- **TO DO**:
Below is a listing; copy all of it exactly.

- **DATASET**:
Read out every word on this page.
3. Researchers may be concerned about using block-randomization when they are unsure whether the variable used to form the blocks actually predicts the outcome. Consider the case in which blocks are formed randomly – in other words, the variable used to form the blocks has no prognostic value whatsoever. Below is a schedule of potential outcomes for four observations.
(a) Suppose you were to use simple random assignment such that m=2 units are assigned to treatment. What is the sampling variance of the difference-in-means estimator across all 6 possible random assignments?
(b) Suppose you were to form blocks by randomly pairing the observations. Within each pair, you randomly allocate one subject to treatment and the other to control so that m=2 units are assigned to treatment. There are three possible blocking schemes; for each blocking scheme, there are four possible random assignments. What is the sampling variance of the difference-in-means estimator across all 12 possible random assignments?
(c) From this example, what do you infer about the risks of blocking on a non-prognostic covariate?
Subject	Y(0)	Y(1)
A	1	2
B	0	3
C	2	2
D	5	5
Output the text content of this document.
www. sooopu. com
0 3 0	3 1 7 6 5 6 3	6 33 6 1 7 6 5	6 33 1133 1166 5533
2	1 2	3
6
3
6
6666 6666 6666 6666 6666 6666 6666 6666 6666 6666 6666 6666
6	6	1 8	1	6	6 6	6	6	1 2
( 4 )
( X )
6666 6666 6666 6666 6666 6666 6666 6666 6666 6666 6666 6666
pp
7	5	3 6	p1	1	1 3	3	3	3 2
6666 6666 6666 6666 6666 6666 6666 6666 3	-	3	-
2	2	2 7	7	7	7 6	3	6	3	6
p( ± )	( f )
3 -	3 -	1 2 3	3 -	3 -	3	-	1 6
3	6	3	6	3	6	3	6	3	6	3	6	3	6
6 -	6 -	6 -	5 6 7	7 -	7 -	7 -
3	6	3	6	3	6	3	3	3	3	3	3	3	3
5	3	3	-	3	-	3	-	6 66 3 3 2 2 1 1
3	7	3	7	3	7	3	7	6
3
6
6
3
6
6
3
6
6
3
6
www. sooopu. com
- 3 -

- **EXERCISE ANSWER**:
Read out every word on this page.
3. Researchers may be concerned about using block-randomization when they are unsure whether the variable used to form the blocks actually predicts the outcome. Consider the case in which blocks are formed randomly – in other words, the variable used to form the blocks has no prognostic value whatsoever. Below is a schedule of potential outcomes for four observations.
(a) Suppose you were to use simple random assignment such that m=2 units are assigned to treatment. What is the sampling variance of the difference-in-means estimator across all 6 possible random assignments?
(b) Suppose you were to form blocks by randomly pairing the observations. Within each pair, you randomly allocate one subject to treatment and the other to control so that m=2 units are assigned to treatment. There are three possible blocking schemes; for each blocking scheme, there are four possible random assignments. What is the sampling variance of the difference-in-means estimator across all 12 possible random assignments?
(c) From this example, what do you infer about the risks of blocking on a non-prognostic covariate?
Subject	Y(0)	Y(1)
A	1	2
B	0	3
C	2	2
D	5	5
Output the text content of this document.
www. sooopu. com
0 3 0	3 1 7 6 5 6 3	6 33 6 1 7 6 5	6 33 1133 1166 5533
2	1 2	3
6
3
6
6666 6666 6666 6666 6666 6666 6666 6666 6666 6666 6666 6666
6	6	1 8	1	6	6 6	6	6	1 2
( 4 )
( X )
6666 6666 6666 6666 6666 6666 6666 6666 6666 6666 6666 6666
pp
7	5	3 6	p1	1	1 3	3	3	3 2
6666 6666 6666 6666 6666 6666 6666 6666 3	-	3	-
2	2	2 7	7	7	7 6	3	6	3	6
p( ± )	( f )
3 -	3 -	1 2 3	3 -	3 -	3	-	1 6
3	6	3	6	3	6	3	6	3	6	3	6	3	6
6 -	6 -	6 -	5 6 7	7 -	7 -	7 -
3	6	3	6	3	6	3	3	3	3	3	3	3	3
5	3	3	-	3	-	3	-	6 66 3 3 2 2 1 1
3	7	3	7	3	7	3	7	6
3
6
6
3
6
6
3
6
6
3
6
www. sooopu. com
- 3 -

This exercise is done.